>> BEGIN INFORMATION SUPPLIED

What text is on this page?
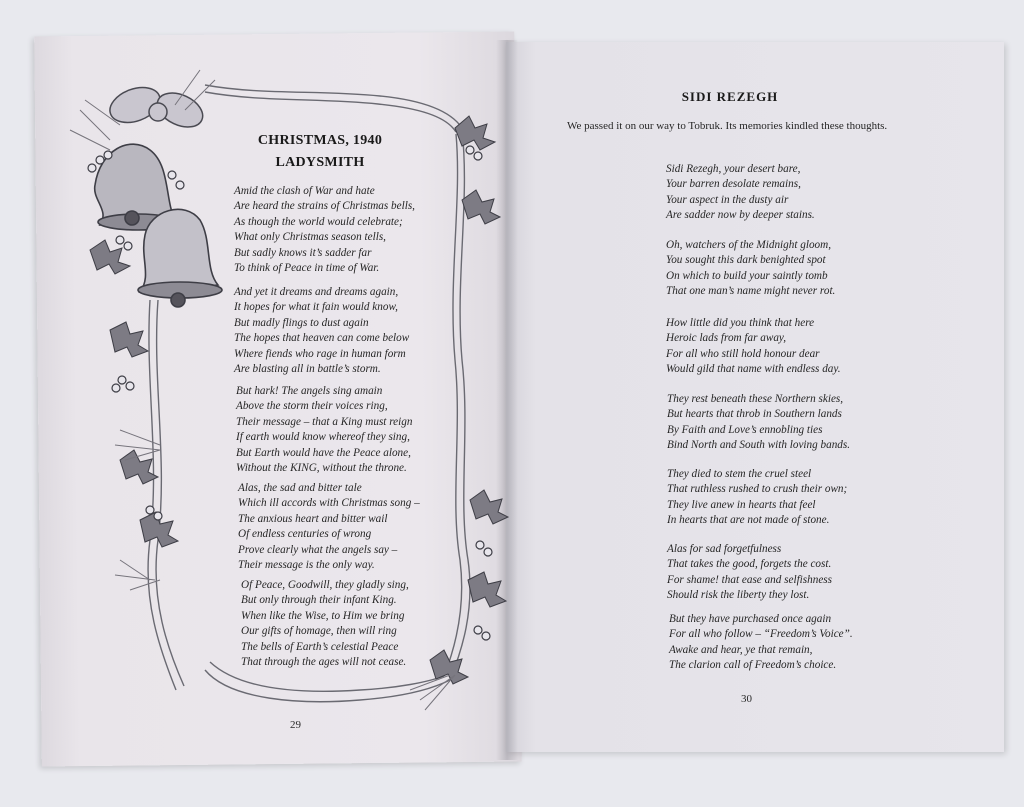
CHRISTMAS, 1940
LADYSMITH
Amid the clash of War and hate
Are heard the strains of Christmas bells,
As though the world would celebrate;
What only Christmas season tells,
But sadly knows it’s sadder far
To think of Peace in time of War.
And yet it dreams and dreams again,
It hopes for what it fain would know,
But madly flings to dust again
The hopes that heaven can come below
Where fiends who rage in human form
Are blasting all in battle’s storm.
But hark! The angels sing amain
Above the storm their voices ring,
Their message – that a King must reign
If earth would know whereof they sing,
But Earth would have the Peace alone,
Without the KING, without the throne.
Alas, the sad and bitter tale
Which ill accords with Christmas song –
The anxious heart and bitter wail
Of endless centuries of wrong
Prove clearly what the angels say –
Their message is the only way.
Of Peace, Goodwill, they gladly sing,
But only through their infant King.
When like the Wise, to Him we bring
Our gifts of homage, then will ring
The bells of Earth’s celestial Peace
That through the ages will not cease.
29
SIDI REZEGH
We passed it on our way to Tobruk. Its memories kindled these thoughts.
Sidi Rezegh, your desert bare,
Your barren desolate remains,
Your aspect in the dusty air
Are sadder now by deeper stains.
Oh, watchers of the Midnight gloom,
You sought this dark benighted spot
On which to build your saintly tomb
That one man’s name might never rot.
How little did you think that here
Heroic lads from far away,
For all who still hold honour dear
Would gild that name with endless day.
They rest beneath these Northern skies,
But hearts that throb in Southern lands
By Faith and Love’s ennobling ties
Bind North and South with loving bands.
They died to stem the cruel steel
That ruthless rushed to crush their own;
They live anew in hearts that feel
In hearts that are not made of stone.
Alas for sad forgetfulness
That takes the good, forgets the cost.
For shame! that ease and selfishness
Should risk the liberty they lost.
But they have purchased once again
For all who follow – “Freedom’s Voice”.
Awake and hear, ye that remain,
The clarion call of Freedom’s choice.
30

>> END INFORMATION SUPPLIED

• _WHAT IS REQUIRED_: Gather every line from the listing above in which "storm" appears, and copy those lines.

• _EXPECTED OUTPUT_:
Are blasting all in battle’s storm.
Above the storm their voices ring,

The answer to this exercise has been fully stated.